## Work instructions
Every line from the one that holds "Read all visible content and emit it as JSON." through the final line should be returned exactly. Omit the pictures.

(Figure collection entries)
══════

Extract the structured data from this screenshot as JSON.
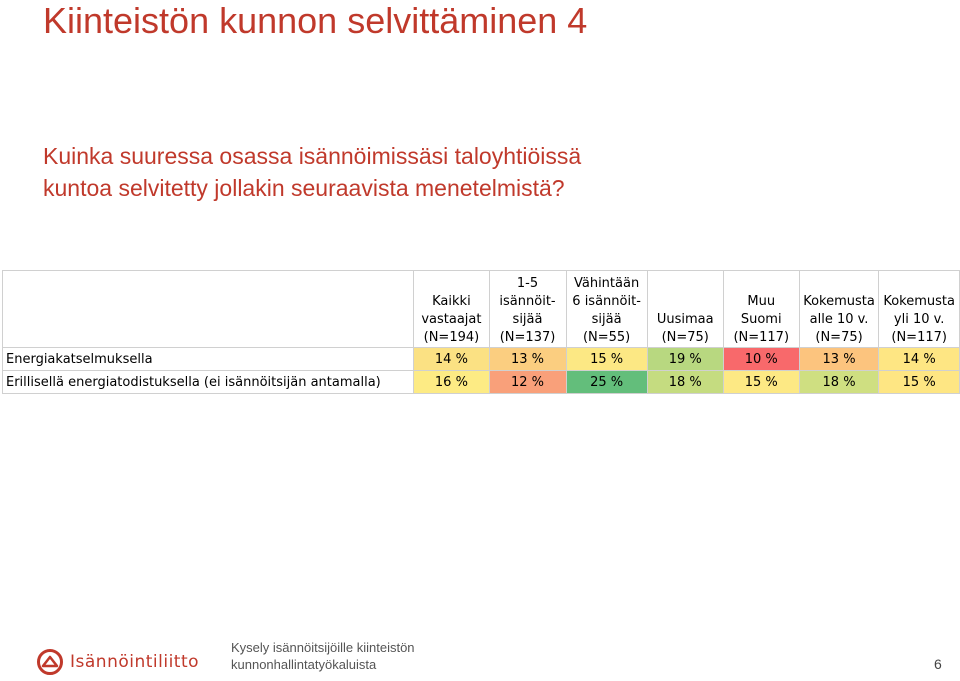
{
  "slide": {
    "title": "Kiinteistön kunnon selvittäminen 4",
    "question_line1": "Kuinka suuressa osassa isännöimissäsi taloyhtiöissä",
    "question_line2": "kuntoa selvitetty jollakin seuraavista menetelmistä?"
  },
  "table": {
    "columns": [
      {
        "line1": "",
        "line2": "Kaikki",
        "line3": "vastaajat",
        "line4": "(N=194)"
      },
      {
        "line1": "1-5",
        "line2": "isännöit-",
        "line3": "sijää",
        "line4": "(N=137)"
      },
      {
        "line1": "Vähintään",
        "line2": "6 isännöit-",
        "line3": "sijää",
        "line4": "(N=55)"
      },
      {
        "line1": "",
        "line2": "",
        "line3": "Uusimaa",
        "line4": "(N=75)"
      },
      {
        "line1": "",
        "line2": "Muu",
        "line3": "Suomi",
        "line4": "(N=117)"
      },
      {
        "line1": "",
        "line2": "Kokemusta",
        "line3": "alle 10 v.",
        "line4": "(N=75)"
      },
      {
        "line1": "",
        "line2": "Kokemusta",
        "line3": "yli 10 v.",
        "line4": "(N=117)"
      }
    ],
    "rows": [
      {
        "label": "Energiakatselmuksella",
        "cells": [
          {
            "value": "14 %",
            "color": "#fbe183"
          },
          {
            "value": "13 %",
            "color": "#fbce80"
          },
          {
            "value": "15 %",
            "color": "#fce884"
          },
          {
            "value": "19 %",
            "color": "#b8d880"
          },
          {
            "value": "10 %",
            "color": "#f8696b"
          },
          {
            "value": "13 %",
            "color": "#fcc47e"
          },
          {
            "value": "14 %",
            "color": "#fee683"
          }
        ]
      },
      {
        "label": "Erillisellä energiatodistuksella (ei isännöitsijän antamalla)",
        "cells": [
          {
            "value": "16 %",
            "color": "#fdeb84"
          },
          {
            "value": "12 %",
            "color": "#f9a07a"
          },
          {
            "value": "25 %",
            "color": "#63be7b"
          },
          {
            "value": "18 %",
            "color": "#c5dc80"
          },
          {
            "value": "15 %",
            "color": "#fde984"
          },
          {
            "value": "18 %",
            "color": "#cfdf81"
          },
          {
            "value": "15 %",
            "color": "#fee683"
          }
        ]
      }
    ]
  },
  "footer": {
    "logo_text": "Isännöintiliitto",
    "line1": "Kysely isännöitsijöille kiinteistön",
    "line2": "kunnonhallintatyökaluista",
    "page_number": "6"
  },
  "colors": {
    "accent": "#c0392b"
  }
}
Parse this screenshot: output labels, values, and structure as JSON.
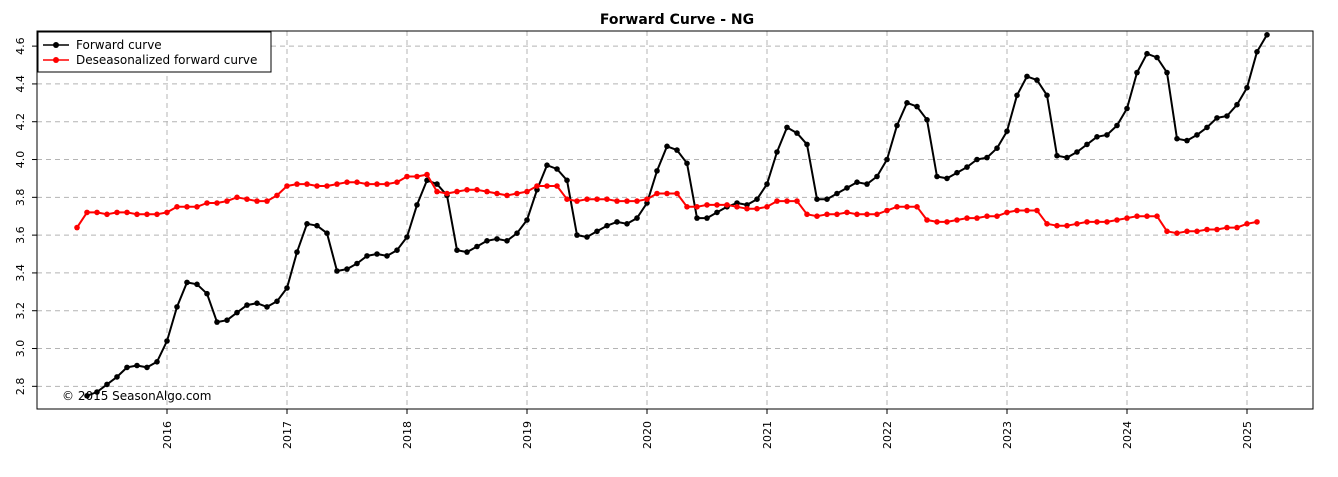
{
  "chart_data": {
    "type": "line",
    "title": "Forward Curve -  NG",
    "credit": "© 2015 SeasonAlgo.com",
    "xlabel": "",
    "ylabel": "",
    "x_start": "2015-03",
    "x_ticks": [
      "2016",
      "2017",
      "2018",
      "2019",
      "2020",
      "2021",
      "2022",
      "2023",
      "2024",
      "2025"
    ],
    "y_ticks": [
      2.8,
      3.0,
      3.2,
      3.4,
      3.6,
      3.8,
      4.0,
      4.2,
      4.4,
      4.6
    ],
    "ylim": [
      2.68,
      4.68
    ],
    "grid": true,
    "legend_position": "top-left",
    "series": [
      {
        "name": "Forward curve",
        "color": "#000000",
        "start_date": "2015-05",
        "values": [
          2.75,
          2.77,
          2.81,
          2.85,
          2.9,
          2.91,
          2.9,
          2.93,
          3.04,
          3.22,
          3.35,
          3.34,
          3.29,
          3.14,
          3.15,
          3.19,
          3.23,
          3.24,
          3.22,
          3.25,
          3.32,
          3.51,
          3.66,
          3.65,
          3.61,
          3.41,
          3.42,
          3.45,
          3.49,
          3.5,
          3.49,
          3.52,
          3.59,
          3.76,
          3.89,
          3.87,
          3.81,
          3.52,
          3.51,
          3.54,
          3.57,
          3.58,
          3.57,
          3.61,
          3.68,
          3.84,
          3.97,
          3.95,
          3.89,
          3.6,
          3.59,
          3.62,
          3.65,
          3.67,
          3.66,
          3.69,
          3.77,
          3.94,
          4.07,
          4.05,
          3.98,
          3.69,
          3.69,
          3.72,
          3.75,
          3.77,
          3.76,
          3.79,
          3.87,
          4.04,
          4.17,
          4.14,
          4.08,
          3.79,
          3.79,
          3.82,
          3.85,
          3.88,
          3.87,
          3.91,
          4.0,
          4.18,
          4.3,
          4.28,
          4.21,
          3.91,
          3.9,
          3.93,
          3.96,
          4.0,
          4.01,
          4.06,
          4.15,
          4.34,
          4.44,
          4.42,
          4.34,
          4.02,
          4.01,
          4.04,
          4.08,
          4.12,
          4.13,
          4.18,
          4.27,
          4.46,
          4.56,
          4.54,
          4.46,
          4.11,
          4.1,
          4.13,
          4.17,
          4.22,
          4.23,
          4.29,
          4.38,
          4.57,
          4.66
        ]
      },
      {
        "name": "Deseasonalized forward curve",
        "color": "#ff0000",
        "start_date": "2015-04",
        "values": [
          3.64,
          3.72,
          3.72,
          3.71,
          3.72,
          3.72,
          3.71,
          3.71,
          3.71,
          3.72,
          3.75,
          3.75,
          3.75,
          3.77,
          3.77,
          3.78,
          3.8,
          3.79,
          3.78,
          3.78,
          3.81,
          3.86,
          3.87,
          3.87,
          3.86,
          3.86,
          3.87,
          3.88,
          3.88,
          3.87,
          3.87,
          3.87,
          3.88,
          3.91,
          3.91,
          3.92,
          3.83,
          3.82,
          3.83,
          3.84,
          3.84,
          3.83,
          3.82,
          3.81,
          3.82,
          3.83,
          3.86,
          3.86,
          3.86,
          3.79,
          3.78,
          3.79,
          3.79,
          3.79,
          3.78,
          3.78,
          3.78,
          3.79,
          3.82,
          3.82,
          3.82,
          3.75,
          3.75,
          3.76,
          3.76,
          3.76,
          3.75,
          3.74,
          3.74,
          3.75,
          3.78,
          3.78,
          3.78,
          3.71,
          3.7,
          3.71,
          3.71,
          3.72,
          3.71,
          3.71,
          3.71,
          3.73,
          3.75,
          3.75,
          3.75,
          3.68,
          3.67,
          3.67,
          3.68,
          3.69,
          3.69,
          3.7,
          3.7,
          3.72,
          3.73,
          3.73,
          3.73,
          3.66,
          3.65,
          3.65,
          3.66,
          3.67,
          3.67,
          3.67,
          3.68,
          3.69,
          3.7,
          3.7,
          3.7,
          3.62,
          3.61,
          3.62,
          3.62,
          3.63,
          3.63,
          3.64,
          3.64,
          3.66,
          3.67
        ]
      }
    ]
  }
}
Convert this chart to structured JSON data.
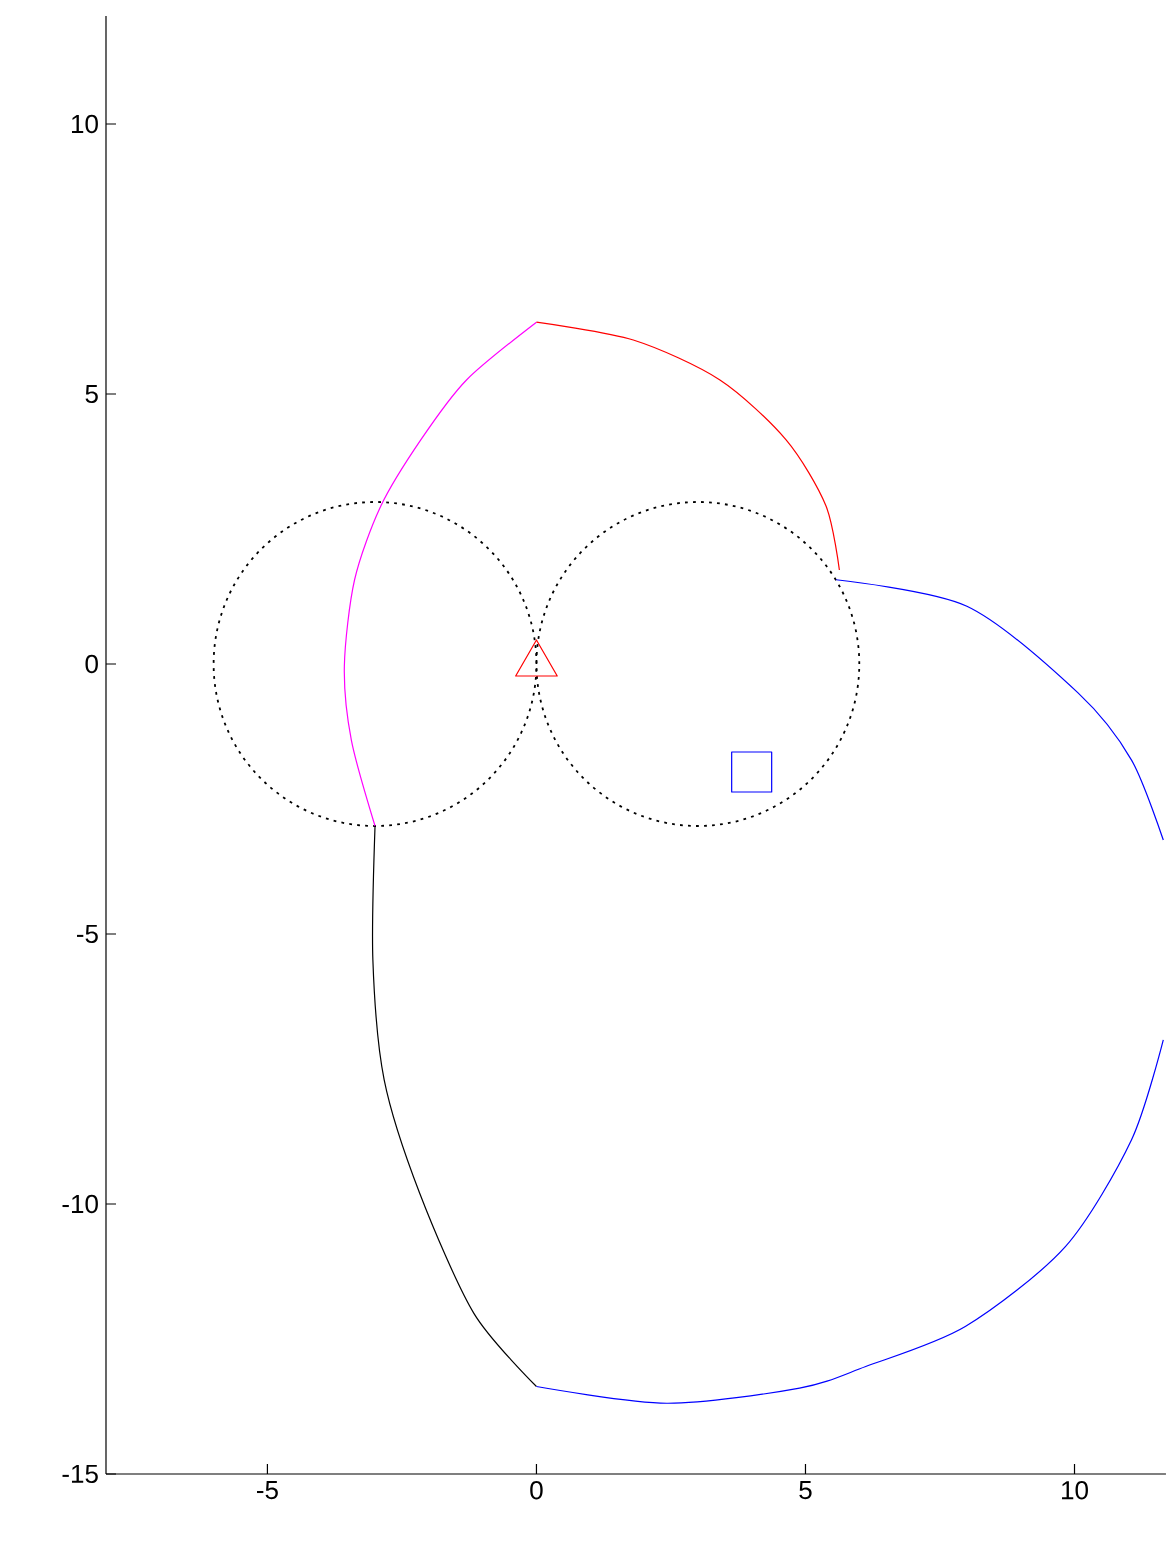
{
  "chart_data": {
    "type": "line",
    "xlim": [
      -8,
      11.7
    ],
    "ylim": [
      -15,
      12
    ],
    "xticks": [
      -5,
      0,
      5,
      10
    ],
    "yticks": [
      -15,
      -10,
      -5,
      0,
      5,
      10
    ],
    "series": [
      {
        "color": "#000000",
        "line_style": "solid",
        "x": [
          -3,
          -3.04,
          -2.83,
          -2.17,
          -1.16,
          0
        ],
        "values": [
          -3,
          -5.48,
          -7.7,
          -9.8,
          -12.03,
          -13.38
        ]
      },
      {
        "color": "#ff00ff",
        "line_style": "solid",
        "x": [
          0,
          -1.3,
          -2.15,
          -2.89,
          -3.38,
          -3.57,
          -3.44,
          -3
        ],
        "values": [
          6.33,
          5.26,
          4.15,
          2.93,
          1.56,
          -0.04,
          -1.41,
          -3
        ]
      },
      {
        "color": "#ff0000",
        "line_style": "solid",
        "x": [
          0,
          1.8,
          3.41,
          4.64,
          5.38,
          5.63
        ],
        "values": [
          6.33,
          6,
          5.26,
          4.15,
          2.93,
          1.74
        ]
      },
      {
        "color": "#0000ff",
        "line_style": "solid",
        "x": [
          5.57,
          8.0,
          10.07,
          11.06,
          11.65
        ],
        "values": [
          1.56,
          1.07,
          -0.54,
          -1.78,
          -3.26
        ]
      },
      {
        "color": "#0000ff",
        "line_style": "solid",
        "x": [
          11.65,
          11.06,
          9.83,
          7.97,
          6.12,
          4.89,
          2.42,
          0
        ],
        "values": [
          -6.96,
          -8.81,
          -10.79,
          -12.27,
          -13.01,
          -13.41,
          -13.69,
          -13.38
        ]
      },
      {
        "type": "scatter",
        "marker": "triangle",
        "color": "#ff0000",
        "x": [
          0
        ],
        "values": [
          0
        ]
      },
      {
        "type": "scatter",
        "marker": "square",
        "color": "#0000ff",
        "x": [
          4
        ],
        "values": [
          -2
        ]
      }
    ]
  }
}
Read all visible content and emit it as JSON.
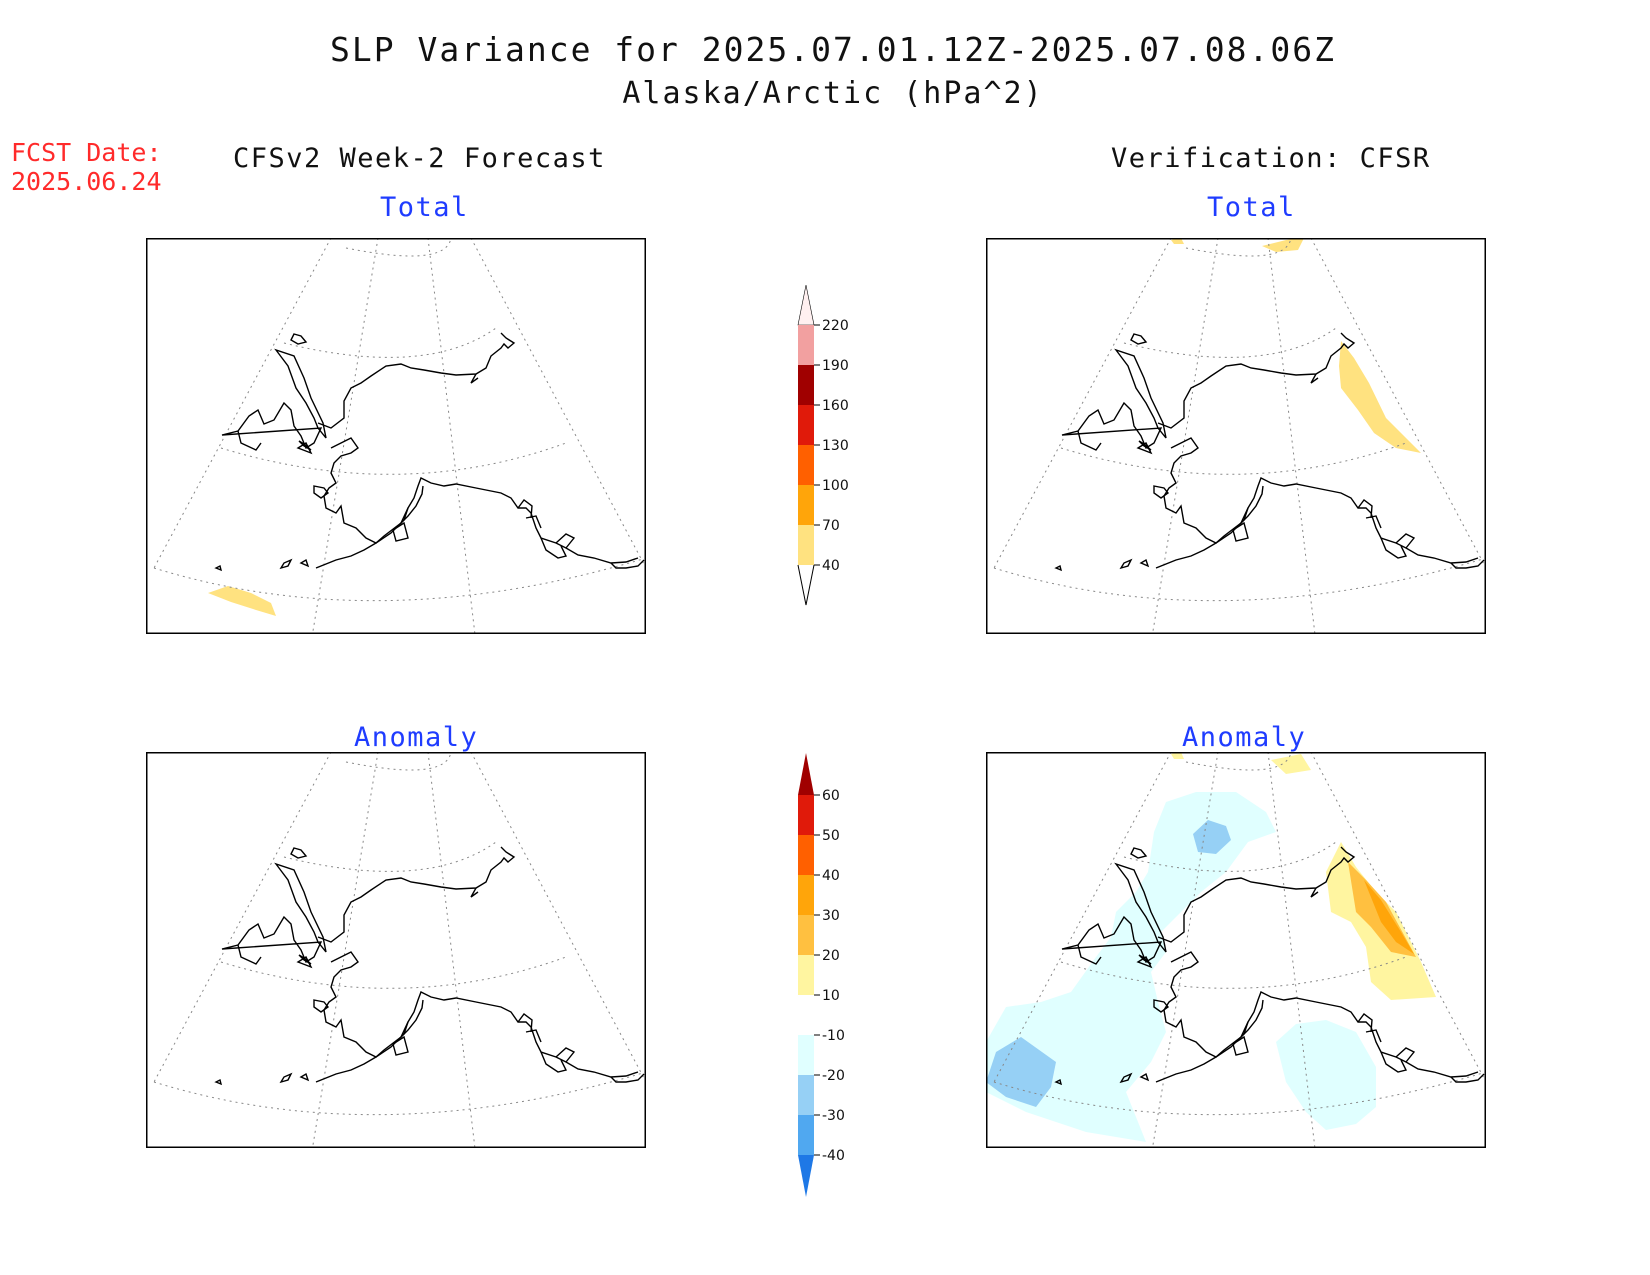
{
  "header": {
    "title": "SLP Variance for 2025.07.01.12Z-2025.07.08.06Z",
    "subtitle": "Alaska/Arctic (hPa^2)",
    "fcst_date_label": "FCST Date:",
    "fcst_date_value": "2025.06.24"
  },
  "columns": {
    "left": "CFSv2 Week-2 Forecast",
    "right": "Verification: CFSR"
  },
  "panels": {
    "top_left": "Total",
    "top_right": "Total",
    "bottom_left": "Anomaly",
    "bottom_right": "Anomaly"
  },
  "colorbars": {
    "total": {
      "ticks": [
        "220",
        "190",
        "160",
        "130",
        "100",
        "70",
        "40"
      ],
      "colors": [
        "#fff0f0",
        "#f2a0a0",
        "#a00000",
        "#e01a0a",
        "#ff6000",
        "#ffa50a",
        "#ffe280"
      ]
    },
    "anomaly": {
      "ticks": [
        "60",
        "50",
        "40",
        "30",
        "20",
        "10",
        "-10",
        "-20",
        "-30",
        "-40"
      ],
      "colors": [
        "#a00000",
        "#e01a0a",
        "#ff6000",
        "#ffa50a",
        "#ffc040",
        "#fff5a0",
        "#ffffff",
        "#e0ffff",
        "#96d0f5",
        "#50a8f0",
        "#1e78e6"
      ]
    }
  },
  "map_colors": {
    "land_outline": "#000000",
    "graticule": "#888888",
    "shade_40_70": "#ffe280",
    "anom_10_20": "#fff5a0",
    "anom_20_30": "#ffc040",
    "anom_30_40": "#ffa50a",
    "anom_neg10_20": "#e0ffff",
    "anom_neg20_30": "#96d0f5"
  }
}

══════

## Answer
Read all visible content and emit it as JSON.
{
  "header": {
    "title": "SLP Variance for 2025.07.01.12Z-2025.07.08.06Z",
    "subtitle": "Alaska/Arctic (hPa^2)",
    "fcst_date_label": "FCST Date:",
    "fcst_date_value": "2025.06.24"
  },
  "columns": {
    "left": "CFSv2 Week-2 Forecast",
    "right": "Verification: CFSR"
  },
  "panels": {
    "top_left": "Total",
    "top_right": "Total",
    "bottom_left": "Anomaly",
    "bottom_right": "Anomaly"
  },
  "colorbars": {
    "total": {
      "ticks": [
        "220",
        "190",
        "160",
        "130",
        "100",
        "70",
        "40"
      ],
      "colors": [
        "#fff0f0",
        "#f2a0a0",
        "#a00000",
        "#e01a0a",
        "#ff6000",
        "#ffa50a",
        "#ffe280"
      ]
    },
    "anomaly": {
      "ticks": [
        "60",
        "50",
        "40",
        "30",
        "20",
        "10",
        "-10",
        "-20",
        "-30",
        "-40"
      ],
      "colors": [
        "#a00000",
        "#e01a0a",
        "#ff6000",
        "#ffa50a",
        "#ffc040",
        "#fff5a0",
        "#ffffff",
        "#e0ffff",
        "#96d0f5",
        "#50a8f0",
        "#1e78e6"
      ]
    }
  },
  "map_colors": {
    "land_outline": "#000000",
    "graticule": "#888888",
    "shade_40_70": "#ffe280",
    "anom_10_20": "#fff5a0",
    "anom_20_30": "#ffc040",
    "anom_30_40": "#ffa50a",
    "anom_neg10_20": "#e0ffff",
    "anom_neg20_30": "#96d0f5"
  }
}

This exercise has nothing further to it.